***** INFORMATION SUPPLIED *****

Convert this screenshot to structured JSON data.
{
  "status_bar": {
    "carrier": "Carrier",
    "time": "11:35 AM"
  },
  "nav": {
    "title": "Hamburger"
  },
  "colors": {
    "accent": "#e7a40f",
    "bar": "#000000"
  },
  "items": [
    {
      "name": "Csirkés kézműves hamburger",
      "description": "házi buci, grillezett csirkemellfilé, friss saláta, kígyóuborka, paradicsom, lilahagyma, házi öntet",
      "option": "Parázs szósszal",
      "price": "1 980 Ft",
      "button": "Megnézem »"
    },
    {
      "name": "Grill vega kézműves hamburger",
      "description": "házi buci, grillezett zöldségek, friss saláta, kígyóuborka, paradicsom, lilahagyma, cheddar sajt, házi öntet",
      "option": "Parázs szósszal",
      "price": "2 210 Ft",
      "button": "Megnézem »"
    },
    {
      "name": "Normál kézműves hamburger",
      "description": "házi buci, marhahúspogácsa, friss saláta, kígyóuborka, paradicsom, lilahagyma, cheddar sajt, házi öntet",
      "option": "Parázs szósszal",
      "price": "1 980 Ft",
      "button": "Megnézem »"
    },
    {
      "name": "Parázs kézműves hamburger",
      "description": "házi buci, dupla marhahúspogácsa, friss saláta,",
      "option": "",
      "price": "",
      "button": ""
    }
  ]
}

*****

Copy every line of the records above that holds the word "kígyóuborka".

### SOLUTION FOR THIS EXERCISE
      "description": "házi buci, grillezett csirkemellfilé, friss saláta, kígyóuborka, paradicsom, lilahagyma, házi öntet",
      "description": "házi buci, grillezett zöldségek, friss saláta, kígyóuborka, paradicsom, lilahagyma, cheddar sajt, házi öntet",
      "description": "házi buci, marhahúspogácsa, friss saláta, kígyóuborka, paradicsom, lilahagyma, cheddar sajt, házi öntet",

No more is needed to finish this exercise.